Repeat each record below exactly as given.

── Given data

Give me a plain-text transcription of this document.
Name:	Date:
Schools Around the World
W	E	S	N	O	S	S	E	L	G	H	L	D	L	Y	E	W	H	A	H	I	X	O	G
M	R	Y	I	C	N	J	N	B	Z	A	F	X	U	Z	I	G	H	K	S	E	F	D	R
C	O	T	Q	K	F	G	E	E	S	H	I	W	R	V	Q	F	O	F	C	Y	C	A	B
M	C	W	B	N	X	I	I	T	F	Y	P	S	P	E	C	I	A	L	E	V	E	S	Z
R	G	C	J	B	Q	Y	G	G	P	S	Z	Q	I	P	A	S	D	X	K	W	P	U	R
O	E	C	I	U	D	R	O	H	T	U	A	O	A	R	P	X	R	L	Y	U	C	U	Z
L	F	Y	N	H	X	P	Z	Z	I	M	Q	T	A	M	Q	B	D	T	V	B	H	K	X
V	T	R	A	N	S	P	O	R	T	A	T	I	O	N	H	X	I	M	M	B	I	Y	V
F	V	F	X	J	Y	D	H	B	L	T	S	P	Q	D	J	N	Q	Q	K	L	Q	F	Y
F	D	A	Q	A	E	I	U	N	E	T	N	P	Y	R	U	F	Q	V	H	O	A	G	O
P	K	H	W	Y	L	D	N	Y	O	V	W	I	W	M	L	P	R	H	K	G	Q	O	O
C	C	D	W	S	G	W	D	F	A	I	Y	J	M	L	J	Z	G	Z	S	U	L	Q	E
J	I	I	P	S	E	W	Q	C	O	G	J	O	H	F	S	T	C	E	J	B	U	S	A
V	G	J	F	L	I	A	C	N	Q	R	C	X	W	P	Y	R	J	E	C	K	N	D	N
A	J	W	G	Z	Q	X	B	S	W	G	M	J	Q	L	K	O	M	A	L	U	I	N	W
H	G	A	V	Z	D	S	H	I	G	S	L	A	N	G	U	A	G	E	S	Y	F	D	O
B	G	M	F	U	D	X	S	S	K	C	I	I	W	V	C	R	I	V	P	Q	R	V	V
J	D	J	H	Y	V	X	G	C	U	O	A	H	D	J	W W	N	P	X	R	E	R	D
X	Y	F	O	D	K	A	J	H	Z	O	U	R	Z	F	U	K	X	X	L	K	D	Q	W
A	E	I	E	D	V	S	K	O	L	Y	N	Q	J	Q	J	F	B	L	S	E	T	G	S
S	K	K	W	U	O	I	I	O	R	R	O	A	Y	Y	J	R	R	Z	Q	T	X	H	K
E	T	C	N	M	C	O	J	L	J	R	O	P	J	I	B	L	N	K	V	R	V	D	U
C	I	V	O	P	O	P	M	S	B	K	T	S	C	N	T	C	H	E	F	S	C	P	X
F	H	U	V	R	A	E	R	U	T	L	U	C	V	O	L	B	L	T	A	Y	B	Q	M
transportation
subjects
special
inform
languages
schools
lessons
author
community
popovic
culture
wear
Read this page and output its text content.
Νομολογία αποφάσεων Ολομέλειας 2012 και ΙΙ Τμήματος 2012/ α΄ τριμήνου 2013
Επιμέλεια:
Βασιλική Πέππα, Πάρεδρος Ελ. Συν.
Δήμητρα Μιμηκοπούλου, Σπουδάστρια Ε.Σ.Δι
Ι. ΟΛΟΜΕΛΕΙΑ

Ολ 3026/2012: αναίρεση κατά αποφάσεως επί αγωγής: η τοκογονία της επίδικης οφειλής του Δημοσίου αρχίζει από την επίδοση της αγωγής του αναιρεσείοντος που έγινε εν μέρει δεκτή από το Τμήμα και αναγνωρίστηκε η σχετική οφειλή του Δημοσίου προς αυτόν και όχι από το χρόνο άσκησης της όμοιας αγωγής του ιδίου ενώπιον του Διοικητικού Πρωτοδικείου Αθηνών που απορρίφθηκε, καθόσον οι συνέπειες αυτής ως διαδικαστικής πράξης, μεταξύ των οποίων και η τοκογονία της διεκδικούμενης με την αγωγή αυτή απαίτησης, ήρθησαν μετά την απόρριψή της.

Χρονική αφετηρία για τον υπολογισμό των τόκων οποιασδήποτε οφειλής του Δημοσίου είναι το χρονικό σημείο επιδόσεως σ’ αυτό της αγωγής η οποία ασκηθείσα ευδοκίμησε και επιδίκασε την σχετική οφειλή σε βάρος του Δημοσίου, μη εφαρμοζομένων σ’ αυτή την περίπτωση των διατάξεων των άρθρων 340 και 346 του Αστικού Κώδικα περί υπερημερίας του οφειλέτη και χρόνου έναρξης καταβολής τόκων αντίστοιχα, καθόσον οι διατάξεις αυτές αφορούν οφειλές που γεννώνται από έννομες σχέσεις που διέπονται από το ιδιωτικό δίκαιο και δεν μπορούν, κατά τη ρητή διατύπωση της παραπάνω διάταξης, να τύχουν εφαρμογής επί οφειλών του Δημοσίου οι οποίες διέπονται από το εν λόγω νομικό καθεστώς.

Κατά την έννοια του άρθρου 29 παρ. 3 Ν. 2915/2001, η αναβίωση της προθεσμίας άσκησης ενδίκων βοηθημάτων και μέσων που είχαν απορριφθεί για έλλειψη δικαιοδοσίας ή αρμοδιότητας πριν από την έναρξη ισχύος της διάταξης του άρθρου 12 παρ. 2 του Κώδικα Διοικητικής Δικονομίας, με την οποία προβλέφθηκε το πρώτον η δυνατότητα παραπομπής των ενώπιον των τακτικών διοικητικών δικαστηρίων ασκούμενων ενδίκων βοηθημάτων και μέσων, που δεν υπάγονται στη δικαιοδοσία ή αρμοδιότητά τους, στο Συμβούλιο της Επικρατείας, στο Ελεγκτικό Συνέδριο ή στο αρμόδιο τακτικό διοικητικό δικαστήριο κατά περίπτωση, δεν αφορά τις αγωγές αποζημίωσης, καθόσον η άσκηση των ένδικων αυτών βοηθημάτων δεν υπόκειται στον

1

────

== Finished answer ==
Give me a plain-text transcription of this document.
Name:	Date:
Schools Around the World
W	E	S	N	O	S	S	E	L	G	H	L	D	L	Y	E	W	H	A	H	I	X	O	G
M	R	Y	I	C	N	J	N	B	Z	A	F	X	U	Z	I	G	H	K	S	E	F	D	R
C	O	T	Q	K	F	G	E	E	S	H	I	W	R	V	Q	F	O	F	C	Y	C	A	B
M	C	W	B	N	X	I	I	T	F	Y	P	S	P	E	C	I	A	L	E	V	E	S	Z
R	G	C	J	B	Q	Y	G	G	P	S	Z	Q	I	P	A	S	D	X	K	W	P	U	R
O	E	C	I	U	D	R	O	H	T	U	A	O	A	R	P	X	R	L	Y	U	C	U	Z
L	F	Y	N	H	X	P	Z	Z	I	M	Q	T	A	M	Q	B	D	T	V	B	H	K	X
V	T	R	A	N	S	P	O	R	T	A	T	I	O	N	H	X	I	M	M	B	I	Y	V
F	V	F	X	J	Y	D	H	B	L	T	S	P	Q	D	J	N	Q	Q	K	L	Q	F	Y
F	D	A	Q	A	E	I	U	N	E	T	N	P	Y	R	U	F	Q	V	H	O	A	G	O
P	K	H	W	Y	L	D	N	Y	O	V	W	I	W	M	L	P	R	H	K	G	Q	O	O
C	C	D	W	S	G	W	D	F	A	I	Y	J	M	L	J	Z	G	Z	S	U	L	Q	E
J	I	I	P	S	E	W	Q	C	O	G	J	O	H	F	S	T	C	E	J	B	U	S	A
V	G	J	F	L	I	A	C	N	Q	R	C	X	W	P	Y	R	J	E	C	K	N	D	N
A	J	W	G	Z	Q	X	B	S	W	G	M	J	Q	L	K	O	M	A	L	U	I	N	W
H	G	A	V	Z	D	S	H	I	G	S	L	A	N	G	U	A	G	E	S	Y	F	D	O
B	G	M	F	U	D	X	S	S	K	C	I	I	W	V	C	R	I	V	P	Q	R	V	V
J	D	J	H	Y	V	X	G	C	U	O	A	H	D	J	W W	N	P	X	R	E	R	D
X	Y	F	O	D	K	A	J	H	Z	O	U	R	Z	F	U	K	X	X	L	K	D	Q	W
A	E	I	E	D	V	S	K	O	L	Y	N	Q	J	Q	J	F	B	L	S	E	T	G	S
S	K	K	W	U	O	I	I	O	R	R	O	A	Y	Y	J	R	R	Z	Q	T	X	H	K
E	T	C	N	M	C	O	J	L	J	R	O	P	J	I	B	L	N	K	V	R	V	D	U
C	I	V	O	P	O	P	M	S	B	K	T	S	C	N	T	C	H	E	F	S	C	P	X
F	H	U	V	R	A	E	R	U	T	L	U	C	V	O	L	B	L	T	A	Y	B	Q	M
transportation
subjects
special
inform
languages
schools
lessons
author
community
popovic
culture
wear
Read this page and output its text content.
Νομολογία αποφάσεων Ολομέλειας 2012 και ΙΙ Τμήματος 2012/ α΄ τριμήνου 2013
Επιμέλεια:
Βασιλική Πέππα, Πάρεδρος Ελ. Συν.
Δήμητρα Μιμηκοπούλου, Σπουδάστρια Ε.Σ.Δι
Ι. ΟΛΟΜΕΛΕΙΑ

Ολ 3026/2012: αναίρεση κατά αποφάσεως επί αγωγής: η τοκογονία της επίδικης οφειλής του Δημοσίου αρχίζει από την επίδοση της αγωγής του αναιρεσείοντος που έγινε εν μέρει δεκτή από το Τμήμα και αναγνωρίστηκε η σχετική οφειλή του Δημοσίου προς αυτόν και όχι από το χρόνο άσκησης της όμοιας αγωγής του ιδίου ενώπιον του Διοικητικού Πρωτοδικείου Αθηνών που απορρίφθηκε, καθόσον οι συνέπειες αυτής ως διαδικαστικής πράξης, μεταξύ των οποίων και η τοκογονία της διεκδικούμενης με την αγωγή αυτή απαίτησης, ήρθησαν μετά την απόρριψή της.

Χρονική αφετηρία για τον υπολογισμό των τόκων οποιασδήποτε οφειλής του Δημοσίου είναι το χρονικό σημείο επιδόσεως σ’ αυτό της αγωγής η οποία ασκηθείσα ευδοκίμησε και επιδίκασε την σχετική οφειλή σε βάρος του Δημοσίου, μη εφαρμοζομένων σ’ αυτή την περίπτωση των διατάξεων των άρθρων 340 και 346 του Αστικού Κώδικα περί υπερημερίας του οφειλέτη και χρόνου έναρξης καταβολής τόκων αντίστοιχα, καθόσον οι διατάξεις αυτές αφορούν οφειλές που γεννώνται από έννομες σχέσεις που διέπονται από το ιδιωτικό δίκαιο και δεν μπορούν, κατά τη ρητή διατύπωση της παραπάνω διάταξης, να τύχουν εφαρμογής επί οφειλών του Δημοσίου οι οποίες διέπονται από το εν λόγω νομικό καθεστώς.

Κατά την έννοια του άρθρου 29 παρ. 3 Ν. 2915/2001, η αναβίωση της προθεσμίας άσκησης ενδίκων βοηθημάτων και μέσων που είχαν απορριφθεί για έλλειψη δικαιοδοσίας ή αρμοδιότητας πριν από την έναρξη ισχύος της διάταξης του άρθρου 12 παρ. 2 του Κώδικα Διοικητικής Δικονομίας, με την οποία προβλέφθηκε το πρώτον η δυνατότητα παραπομπής των ενώπιον των τακτικών διοικητικών δικαστηρίων ασκούμενων ενδίκων βοηθημάτων και μέσων, που δεν υπάγονται στη δικαιοδοσία ή αρμοδιότητά τους, στο Συμβούλιο της Επικρατείας, στο Ελεγκτικό Συνέδριο ή στο αρμόδιο τακτικό διοικητικό δικαστήριο κατά περίπτωση, δεν αφορά τις αγωγές αποζημίωσης, καθόσον η άσκηση των ένδικων αυτών βοηθημάτων δεν υπόκειται στον

1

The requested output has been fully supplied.